Return the whole listing, keeping every character the same.

(Excerpts from a figure dataset)
------------

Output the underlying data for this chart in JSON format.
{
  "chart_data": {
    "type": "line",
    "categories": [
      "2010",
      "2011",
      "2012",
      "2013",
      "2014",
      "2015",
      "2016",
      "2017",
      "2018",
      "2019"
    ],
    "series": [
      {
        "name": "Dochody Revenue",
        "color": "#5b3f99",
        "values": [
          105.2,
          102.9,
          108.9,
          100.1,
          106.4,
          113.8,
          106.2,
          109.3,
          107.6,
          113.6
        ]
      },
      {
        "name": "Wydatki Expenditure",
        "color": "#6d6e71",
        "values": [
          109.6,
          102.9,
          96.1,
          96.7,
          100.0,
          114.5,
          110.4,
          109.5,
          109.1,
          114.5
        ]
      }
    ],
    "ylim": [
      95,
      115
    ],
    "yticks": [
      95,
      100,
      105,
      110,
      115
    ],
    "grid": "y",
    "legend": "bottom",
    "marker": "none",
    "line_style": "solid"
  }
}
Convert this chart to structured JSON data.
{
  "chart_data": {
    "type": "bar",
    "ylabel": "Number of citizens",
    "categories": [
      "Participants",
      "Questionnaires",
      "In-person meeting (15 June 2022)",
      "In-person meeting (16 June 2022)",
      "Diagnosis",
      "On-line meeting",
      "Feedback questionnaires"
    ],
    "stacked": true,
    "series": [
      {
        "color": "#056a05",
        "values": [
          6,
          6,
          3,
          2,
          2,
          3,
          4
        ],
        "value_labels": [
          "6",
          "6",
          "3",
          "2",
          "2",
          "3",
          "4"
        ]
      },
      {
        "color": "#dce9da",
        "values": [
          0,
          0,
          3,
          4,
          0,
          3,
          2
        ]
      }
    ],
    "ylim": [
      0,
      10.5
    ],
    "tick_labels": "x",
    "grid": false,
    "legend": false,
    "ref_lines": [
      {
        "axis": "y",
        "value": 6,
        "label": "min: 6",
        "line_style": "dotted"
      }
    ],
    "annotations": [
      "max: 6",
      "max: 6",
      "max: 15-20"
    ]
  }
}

------------

Written answer —
Output the underlying data for this chart in JSON format.
{
  "chart_data": {
    "type": "line",
    "categories": [
      "2010",
      "2011",
      "2012",
      "2013",
      "2014",
      "2015",
      "2016",
      "2017",
      "2018",
      "2019"
    ],
    "series": [
      {
        "name": "Dochody Revenue",
        "color": "#5b3f99",
        "values": [
          105.2,
          102.9,
          108.9,
          100.1,
          106.4,
          113.8,
          106.2,
          109.3,
          107.6,
          113.6
        ]
      },
      {
        "name": "Wydatki Expenditure",
        "color": "#6d6e71",
        "values": [
          109.6,
          102.9,
          96.1,
          96.7,
          100.0,
          114.5,
          110.4,
          109.5,
          109.1,
          114.5
        ]
      }
    ],
    "ylim": [
      95,
      115
    ],
    "yticks": [
      95,
      100,
      105,
      110,
      115
    ],
    "grid": "y",
    "legend": "bottom",
    "marker": "none",
    "line_style": "solid"
  }
}
Convert this chart to structured JSON data.
{
  "chart_data": {
    "type": "bar",
    "ylabel": "Number of citizens",
    "categories": [
      "Participants",
      "Questionnaires",
      "In-person meeting (15 June 2022)",
      "In-person meeting (16 June 2022)",
      "Diagnosis",
      "On-line meeting",
      "Feedback questionnaires"
    ],
    "stacked": true,
    "series": [
      {
        "color": "#056a05",
        "values": [
          6,
          6,
          3,
          2,
          2,
          3,
          4
        ],
        "value_labels": [
          "6",
          "6",
          "3",
          "2",
          "2",
          "3",
          "4"
        ]
      },
      {
        "color": "#dce9da",
        "values": [
          0,
          0,
          3,
          4,
          0,
          3,
          2
        ]
      }
    ],
    "ylim": [
      0,
      10.5
    ],
    "tick_labels": "x",
    "grid": false,
    "legend": false,
    "ref_lines": [
      {
        "axis": "y",
        "value": 6,
        "label": "min: 6",
        "line_style": "dotted"
      }
    ],
    "annotations": [
      "max: 6",
      "max: 6",
      "max: 15-20"
    ]
  }
}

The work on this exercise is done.